### INSTRUCTIONS TO FOLLOW
State the count of lines below in which the word "cars" appears, and add nothing.

### ENTRIES SHOWN
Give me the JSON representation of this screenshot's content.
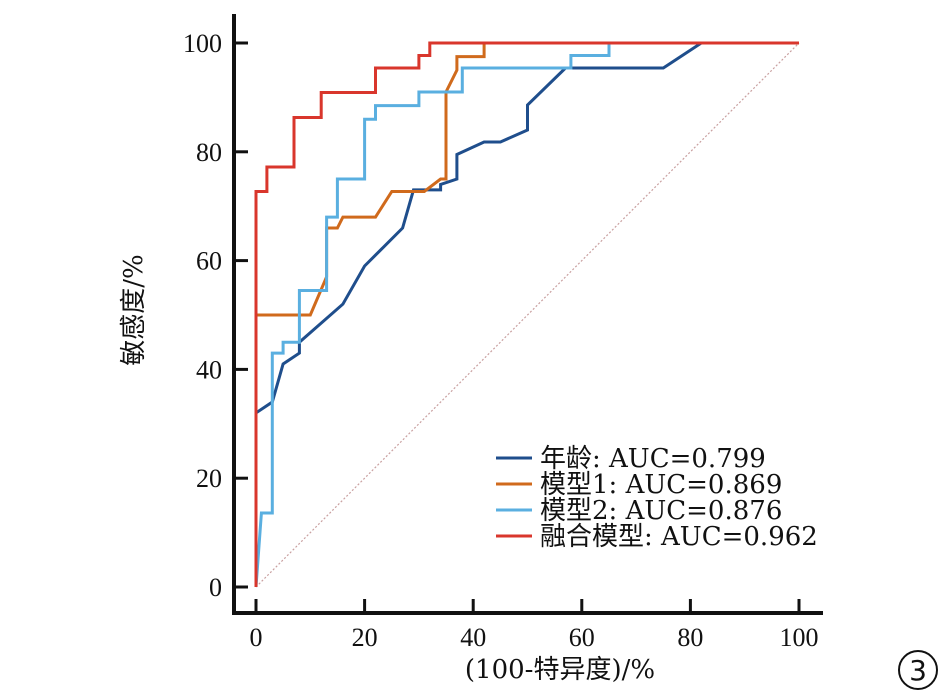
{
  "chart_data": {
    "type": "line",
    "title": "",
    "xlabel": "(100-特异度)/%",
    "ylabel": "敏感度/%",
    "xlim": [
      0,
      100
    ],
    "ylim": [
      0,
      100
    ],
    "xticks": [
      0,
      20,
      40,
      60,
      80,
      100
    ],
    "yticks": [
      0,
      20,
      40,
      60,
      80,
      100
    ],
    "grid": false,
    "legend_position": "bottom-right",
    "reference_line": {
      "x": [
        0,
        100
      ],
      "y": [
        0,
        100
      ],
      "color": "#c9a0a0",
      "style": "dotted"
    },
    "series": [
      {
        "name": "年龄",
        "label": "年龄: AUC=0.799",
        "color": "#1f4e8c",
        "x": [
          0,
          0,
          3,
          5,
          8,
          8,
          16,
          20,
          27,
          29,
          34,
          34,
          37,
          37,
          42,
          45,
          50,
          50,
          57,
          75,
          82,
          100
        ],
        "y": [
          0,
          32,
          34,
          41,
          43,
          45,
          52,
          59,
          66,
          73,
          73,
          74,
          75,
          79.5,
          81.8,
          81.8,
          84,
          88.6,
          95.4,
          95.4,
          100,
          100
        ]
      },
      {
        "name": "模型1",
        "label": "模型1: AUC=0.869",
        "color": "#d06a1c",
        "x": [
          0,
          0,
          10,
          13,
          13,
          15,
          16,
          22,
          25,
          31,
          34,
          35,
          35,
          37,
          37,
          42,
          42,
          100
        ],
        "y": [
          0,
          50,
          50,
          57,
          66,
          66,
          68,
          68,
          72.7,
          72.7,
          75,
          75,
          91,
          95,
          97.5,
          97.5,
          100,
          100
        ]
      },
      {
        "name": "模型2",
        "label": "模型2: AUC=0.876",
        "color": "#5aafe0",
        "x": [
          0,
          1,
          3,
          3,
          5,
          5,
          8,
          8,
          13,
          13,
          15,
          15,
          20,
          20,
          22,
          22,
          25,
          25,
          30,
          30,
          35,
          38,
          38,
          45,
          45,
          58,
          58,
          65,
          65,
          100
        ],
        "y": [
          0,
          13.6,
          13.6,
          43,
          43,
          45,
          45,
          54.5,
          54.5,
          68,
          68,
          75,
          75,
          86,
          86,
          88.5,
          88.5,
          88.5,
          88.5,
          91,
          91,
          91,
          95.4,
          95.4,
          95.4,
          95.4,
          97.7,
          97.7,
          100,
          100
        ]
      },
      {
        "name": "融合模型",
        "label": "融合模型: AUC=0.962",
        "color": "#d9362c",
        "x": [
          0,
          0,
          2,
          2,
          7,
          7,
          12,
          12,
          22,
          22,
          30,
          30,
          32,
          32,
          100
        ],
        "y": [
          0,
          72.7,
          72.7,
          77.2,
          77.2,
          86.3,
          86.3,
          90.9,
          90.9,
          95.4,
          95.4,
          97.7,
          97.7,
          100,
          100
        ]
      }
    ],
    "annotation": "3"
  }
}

* * *

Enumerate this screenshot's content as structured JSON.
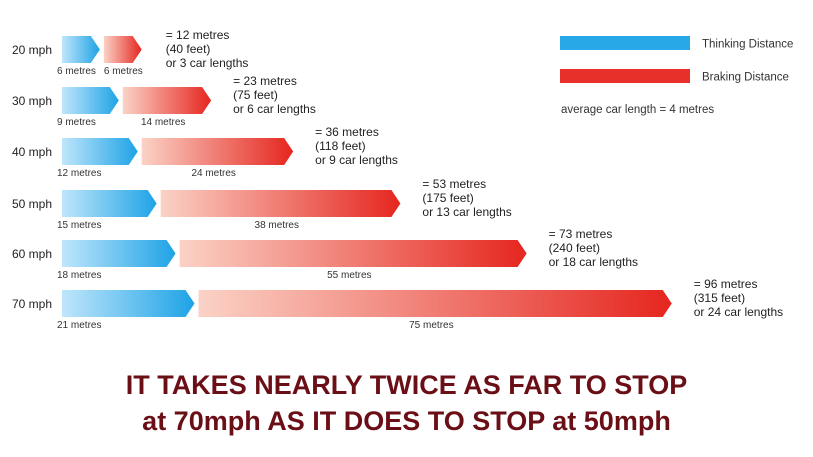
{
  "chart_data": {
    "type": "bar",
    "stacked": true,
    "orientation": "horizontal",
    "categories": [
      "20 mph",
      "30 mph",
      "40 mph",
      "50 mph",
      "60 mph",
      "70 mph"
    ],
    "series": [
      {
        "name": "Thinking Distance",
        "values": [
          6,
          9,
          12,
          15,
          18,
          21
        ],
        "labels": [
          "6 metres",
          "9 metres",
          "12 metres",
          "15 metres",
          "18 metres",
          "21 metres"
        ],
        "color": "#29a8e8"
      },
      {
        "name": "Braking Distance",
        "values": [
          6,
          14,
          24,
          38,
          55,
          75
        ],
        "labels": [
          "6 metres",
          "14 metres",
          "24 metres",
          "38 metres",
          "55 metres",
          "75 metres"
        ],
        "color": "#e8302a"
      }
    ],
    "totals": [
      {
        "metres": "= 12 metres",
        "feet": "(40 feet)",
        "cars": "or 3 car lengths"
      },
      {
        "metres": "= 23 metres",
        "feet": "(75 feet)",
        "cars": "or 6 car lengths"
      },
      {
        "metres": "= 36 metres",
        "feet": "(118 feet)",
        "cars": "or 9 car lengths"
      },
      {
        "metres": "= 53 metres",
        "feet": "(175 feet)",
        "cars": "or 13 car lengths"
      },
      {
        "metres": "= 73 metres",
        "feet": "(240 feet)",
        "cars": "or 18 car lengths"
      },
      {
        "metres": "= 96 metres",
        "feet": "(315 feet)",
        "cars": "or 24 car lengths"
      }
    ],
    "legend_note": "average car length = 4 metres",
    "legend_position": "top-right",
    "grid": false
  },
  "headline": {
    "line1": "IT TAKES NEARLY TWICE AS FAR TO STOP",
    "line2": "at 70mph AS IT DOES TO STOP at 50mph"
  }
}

### WRITTEN SOLUTION
6